┌─ Raw data
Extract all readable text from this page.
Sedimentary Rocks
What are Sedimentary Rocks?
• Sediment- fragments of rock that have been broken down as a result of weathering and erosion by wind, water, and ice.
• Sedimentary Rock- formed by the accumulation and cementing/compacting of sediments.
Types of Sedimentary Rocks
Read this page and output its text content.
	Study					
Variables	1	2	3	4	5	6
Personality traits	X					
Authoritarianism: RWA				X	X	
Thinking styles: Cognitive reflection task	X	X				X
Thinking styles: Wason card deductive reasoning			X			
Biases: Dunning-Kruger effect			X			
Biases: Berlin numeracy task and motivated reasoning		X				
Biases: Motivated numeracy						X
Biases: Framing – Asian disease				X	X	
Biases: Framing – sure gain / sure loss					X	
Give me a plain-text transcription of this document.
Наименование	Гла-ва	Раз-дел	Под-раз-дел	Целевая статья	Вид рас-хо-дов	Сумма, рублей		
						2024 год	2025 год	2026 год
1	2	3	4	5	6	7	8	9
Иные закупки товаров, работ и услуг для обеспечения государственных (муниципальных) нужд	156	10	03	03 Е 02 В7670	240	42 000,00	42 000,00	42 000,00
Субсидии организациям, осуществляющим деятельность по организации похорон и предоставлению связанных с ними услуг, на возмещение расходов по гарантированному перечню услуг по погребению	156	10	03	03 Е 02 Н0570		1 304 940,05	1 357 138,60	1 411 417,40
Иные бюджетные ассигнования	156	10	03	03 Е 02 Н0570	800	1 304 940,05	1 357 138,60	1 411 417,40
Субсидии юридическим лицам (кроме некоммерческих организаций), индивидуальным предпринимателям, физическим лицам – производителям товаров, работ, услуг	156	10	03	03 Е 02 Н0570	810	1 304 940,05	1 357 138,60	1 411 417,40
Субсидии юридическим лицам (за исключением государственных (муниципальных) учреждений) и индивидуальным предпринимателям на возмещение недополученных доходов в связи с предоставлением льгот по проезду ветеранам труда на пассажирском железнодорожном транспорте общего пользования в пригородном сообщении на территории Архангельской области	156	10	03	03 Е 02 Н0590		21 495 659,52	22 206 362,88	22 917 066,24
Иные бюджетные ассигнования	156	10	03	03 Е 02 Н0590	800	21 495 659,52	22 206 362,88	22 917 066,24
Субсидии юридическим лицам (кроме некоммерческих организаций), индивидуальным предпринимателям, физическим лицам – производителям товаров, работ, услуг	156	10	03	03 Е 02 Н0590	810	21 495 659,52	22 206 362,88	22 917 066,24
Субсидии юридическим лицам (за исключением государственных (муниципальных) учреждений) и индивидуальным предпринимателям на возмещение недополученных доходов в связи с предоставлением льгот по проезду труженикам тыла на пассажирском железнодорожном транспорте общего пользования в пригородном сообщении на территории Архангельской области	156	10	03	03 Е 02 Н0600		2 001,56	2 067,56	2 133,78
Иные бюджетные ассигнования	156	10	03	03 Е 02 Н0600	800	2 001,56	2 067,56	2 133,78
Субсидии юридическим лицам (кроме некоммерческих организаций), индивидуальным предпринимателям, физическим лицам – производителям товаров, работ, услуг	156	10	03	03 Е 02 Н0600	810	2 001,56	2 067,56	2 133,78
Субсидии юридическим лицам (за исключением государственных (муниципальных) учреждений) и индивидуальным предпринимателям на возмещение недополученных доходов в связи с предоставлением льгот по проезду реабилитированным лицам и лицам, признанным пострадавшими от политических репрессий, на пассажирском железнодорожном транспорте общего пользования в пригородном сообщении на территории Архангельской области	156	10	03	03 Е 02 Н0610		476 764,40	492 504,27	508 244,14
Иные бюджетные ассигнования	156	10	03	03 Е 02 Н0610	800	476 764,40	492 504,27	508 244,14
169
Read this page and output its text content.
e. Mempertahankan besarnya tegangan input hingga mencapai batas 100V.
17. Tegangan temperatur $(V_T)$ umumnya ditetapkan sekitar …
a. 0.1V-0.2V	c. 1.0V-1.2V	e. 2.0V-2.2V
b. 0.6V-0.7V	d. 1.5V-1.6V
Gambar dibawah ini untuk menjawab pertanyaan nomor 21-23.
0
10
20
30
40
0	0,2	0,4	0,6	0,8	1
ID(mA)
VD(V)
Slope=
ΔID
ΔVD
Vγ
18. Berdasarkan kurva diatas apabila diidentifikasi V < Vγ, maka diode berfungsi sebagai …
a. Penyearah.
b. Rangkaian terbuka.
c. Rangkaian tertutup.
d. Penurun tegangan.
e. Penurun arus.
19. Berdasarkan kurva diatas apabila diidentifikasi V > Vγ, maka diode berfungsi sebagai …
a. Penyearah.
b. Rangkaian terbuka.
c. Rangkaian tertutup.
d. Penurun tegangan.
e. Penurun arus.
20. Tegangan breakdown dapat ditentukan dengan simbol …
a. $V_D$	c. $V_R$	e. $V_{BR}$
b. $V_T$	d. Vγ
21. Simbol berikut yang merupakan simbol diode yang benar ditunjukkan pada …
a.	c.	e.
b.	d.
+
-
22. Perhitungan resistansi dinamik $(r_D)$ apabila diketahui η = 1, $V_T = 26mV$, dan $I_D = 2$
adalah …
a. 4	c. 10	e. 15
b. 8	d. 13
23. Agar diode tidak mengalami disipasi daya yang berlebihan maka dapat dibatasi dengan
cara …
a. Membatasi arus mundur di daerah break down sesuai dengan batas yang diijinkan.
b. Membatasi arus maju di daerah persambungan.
└─
Reproduce each line verbatim.

Extract all readable text from this page.
Sedimentary Rocks
What are Sedimentary Rocks?
• Sediment- fragments of rock that have been broken down as a result of weathering and erosion by wind, water, and ice.
• Sedimentary Rock- formed by the accumulation and cementing/compacting of sediments.
Types of Sedimentary Rocks
Read this page and output its text content.
	Study					
Variables	1	2	3	4	5	6
Personality traits	X					
Authoritarianism: RWA				X	X	
Thinking styles: Cognitive reflection task	X	X				X
Thinking styles: Wason card deductive reasoning			X			
Biases: Dunning-Kruger effect			X			
Biases: Berlin numeracy task and motivated reasoning		X				
Biases: Motivated numeracy						X
Biases: Framing – Asian disease				X	X	
Biases: Framing – sure gain / sure loss					X	
Give me a plain-text transcription of this document.
Наименование	Гла-ва	Раз-дел	Под-раз-дел	Целевая статья	Вид рас-хо-дов	Сумма, рублей		
						2024 год	2025 год	2026 год
1	2	3	4	5	6	7	8	9
Иные закупки товаров, работ и услуг для обеспечения государственных (муниципальных) нужд	156	10	03	03 Е 02 В7670	240	42 000,00	42 000,00	42 000,00
Субсидии организациям, осуществляющим деятельность по организации похорон и предоставлению связанных с ними услуг, на возмещение расходов по гарантированному перечню услуг по погребению	156	10	03	03 Е 02 Н0570		1 304 940,05	1 357 138,60	1 411 417,40
Иные бюджетные ассигнования	156	10	03	03 Е 02 Н0570	800	1 304 940,05	1 357 138,60	1 411 417,40
Субсидии юридическим лицам (кроме некоммерческих организаций), индивидуальным предпринимателям, физическим лицам – производителям товаров, работ, услуг	156	10	03	03 Е 02 Н0570	810	1 304 940,05	1 357 138,60	1 411 417,40
Субсидии юридическим лицам (за исключением государственных (муниципальных) учреждений) и индивидуальным предпринимателям на возмещение недополученных доходов в связи с предоставлением льгот по проезду ветеранам труда на пассажирском железнодорожном транспорте общего пользования в пригородном сообщении на территории Архангельской области	156	10	03	03 Е 02 Н0590		21 495 659,52	22 206 362,88	22 917 066,24
Иные бюджетные ассигнования	156	10	03	03 Е 02 Н0590	800	21 495 659,52	22 206 362,88	22 917 066,24
Субсидии юридическим лицам (кроме некоммерческих организаций), индивидуальным предпринимателям, физическим лицам – производителям товаров, работ, услуг	156	10	03	03 Е 02 Н0590	810	21 495 659,52	22 206 362,88	22 917 066,24
Субсидии юридическим лицам (за исключением государственных (муниципальных) учреждений) и индивидуальным предпринимателям на возмещение недополученных доходов в связи с предоставлением льгот по проезду труженикам тыла на пассажирском железнодорожном транспорте общего пользования в пригородном сообщении на территории Архангельской области	156	10	03	03 Е 02 Н0600		2 001,56	2 067,56	2 133,78
Иные бюджетные ассигнования	156	10	03	03 Е 02 Н0600	800	2 001,56	2 067,56	2 133,78
Субсидии юридическим лицам (кроме некоммерческих организаций), индивидуальным предпринимателям, физическим лицам – производителям товаров, работ, услуг	156	10	03	03 Е 02 Н0600	810	2 001,56	2 067,56	2 133,78
Субсидии юридическим лицам (за исключением государственных (муниципальных) учреждений) и индивидуальным предпринимателям на возмещение недополученных доходов в связи с предоставлением льгот по проезду реабилитированным лицам и лицам, признанным пострадавшими от политических репрессий, на пассажирском железнодорожном транспорте общего пользования в пригородном сообщении на территории Архангельской области	156	10	03	03 Е 02 Н0610		476 764,40	492 504,27	508 244,14
Иные бюджетные ассигнования	156	10	03	03 Е 02 Н0610	800	476 764,40	492 504,27	508 244,14
169
Read this page and output its text content.
e. Mempertahankan besarnya tegangan input hingga mencapai batas 100V.
17. Tegangan temperatur $(V_T)$ umumnya ditetapkan sekitar …
a. 0.1V-0.2V	c. 1.0V-1.2V	e. 2.0V-2.2V
b. 0.6V-0.7V	d. 1.5V-1.6V
Gambar dibawah ini untuk menjawab pertanyaan nomor 21-23.
0
10
20
30
40
0	0,2	0,4	0,6	0,8	1
ID(mA)
VD(V)
Slope=
ΔID
ΔVD
Vγ
18. Berdasarkan kurva diatas apabila diidentifikasi V < Vγ, maka diode berfungsi sebagai …
a. Penyearah.
b. Rangkaian terbuka.
c. Rangkaian tertutup.
d. Penurun tegangan.
e. Penurun arus.
19. Berdasarkan kurva diatas apabila diidentifikasi V > Vγ, maka diode berfungsi sebagai …
a. Penyearah.
b. Rangkaian terbuka.
c. Rangkaian tertutup.
d. Penurun tegangan.
e. Penurun arus.
20. Tegangan breakdown dapat ditentukan dengan simbol …
a. $V_D$	c. $V_R$	e. $V_{BR}$
b. $V_T$	d. Vγ
21. Simbol berikut yang merupakan simbol diode yang benar ditunjukkan pada …
a.	c.	e.
b.	d.
+
-
22. Perhitungan resistansi dinamik $(r_D)$ apabila diketahui η = 1, $V_T = 26mV$, dan $I_D = 2$
adalah …
a. 4	c. 10	e. 15
b. 8	d. 13
23. Agar diode tidak mengalami disipasi daya yang berlebihan maka dapat dibatasi dengan
cara …
a. Membatasi arus mundur di daerah break down sesuai dengan batas yang diijinkan.
b. Membatasi arus maju di daerah persambungan.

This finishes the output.